*TASK OBJECTIVE*
Find the word "actos" in the listing; pull out each line holding it.

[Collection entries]
==========

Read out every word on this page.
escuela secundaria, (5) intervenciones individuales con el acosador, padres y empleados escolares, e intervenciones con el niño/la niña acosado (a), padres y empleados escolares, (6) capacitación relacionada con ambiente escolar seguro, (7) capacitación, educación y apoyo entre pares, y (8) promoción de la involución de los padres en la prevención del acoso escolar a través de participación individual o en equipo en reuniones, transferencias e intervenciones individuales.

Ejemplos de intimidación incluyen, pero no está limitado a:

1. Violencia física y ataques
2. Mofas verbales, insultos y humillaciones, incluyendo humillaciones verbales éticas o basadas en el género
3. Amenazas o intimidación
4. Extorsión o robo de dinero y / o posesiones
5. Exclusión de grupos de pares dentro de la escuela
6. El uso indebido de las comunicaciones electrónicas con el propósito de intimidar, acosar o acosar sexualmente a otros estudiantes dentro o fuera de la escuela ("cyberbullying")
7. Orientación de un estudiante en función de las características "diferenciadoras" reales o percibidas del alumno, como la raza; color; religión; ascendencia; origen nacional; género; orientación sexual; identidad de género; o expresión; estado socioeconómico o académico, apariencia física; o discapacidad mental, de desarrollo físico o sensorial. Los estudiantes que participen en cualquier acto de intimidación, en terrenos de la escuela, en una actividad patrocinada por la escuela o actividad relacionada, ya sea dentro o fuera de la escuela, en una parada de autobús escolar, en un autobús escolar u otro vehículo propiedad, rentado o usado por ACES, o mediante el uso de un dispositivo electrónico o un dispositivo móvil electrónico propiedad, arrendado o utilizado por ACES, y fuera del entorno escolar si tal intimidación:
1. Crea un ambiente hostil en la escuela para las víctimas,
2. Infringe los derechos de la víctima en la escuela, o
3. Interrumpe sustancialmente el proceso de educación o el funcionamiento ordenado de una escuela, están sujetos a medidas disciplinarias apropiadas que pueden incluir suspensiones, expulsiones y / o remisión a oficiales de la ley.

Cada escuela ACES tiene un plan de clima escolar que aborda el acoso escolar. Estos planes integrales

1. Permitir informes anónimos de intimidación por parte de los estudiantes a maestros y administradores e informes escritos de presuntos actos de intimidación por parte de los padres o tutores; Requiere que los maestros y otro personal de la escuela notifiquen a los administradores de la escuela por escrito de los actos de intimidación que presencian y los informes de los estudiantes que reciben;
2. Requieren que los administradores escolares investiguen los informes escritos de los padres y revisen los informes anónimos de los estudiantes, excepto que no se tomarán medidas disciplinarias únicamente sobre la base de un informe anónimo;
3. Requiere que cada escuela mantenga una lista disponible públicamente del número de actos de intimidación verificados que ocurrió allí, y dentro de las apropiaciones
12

==========

*SOLVED PROBLEM*
1. Permitir informes anónimos de intimidación por parte de los estudiantes a maestros y administradores e informes escritos de presuntos actos de intimidación por parte de los padres o tutores; Requiere que los maestros y otro personal de la escuela notifiquen a los administradores de la escuela por escrito de los actos de intimidación que presencian y los informes de los estudiantes que reciben;
3. Requiere que cada escuela mantenga una lista disponible públicamente del número de actos de intimidación verificados que ocurrió allí, y dentro de las apropiaciones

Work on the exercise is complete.